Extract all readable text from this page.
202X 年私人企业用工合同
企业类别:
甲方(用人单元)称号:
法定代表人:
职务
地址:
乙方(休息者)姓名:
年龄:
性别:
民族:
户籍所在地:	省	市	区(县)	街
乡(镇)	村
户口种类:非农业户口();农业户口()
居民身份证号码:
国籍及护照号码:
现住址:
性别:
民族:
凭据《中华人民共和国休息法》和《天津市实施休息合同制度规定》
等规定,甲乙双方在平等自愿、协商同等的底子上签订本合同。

----------------

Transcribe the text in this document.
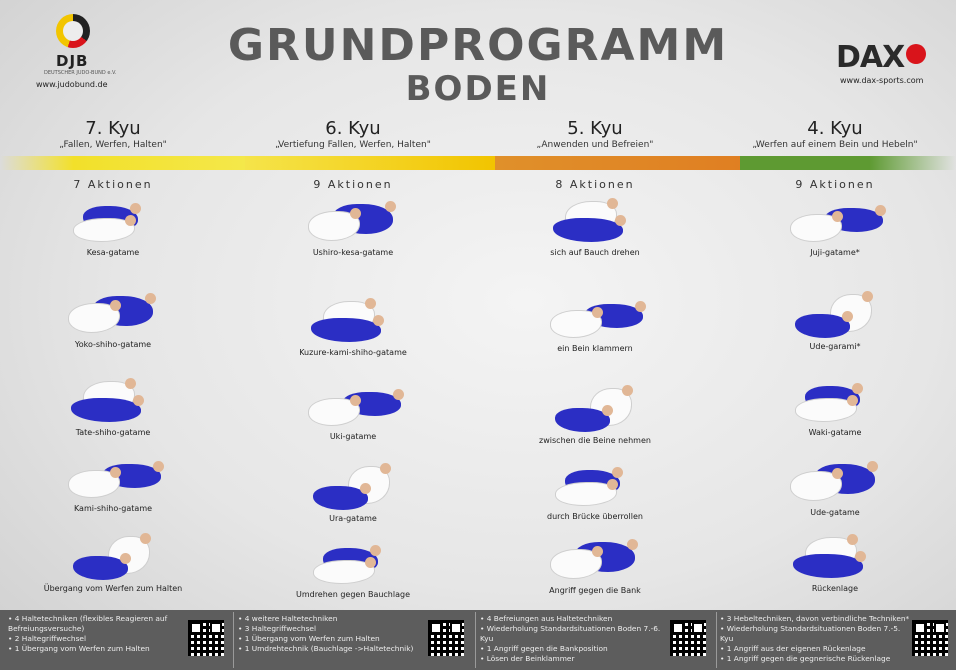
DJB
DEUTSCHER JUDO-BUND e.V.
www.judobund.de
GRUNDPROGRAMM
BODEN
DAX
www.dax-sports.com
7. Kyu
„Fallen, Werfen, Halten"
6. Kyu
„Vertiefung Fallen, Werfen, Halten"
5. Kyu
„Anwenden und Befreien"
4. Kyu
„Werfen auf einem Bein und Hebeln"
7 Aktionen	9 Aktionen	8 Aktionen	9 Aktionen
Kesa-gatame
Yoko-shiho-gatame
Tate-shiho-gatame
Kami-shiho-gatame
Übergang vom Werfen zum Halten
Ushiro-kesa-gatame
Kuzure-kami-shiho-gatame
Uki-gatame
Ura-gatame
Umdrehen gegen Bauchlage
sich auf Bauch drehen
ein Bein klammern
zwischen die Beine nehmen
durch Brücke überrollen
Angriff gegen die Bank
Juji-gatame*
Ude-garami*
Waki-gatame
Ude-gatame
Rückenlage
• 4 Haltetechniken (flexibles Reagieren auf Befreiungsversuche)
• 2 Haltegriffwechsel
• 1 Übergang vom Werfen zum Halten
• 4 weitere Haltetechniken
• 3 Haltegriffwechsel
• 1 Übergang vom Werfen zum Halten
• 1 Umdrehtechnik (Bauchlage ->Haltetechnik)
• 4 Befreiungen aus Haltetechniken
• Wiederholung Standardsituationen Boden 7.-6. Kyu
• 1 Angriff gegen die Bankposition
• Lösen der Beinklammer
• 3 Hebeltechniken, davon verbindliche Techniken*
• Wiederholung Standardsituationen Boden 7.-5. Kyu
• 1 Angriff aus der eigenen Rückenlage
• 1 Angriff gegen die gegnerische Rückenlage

----------------

To be done —
Each line containing the word "Standardsituationen" counts once; report the total alone.

Response to the task —
2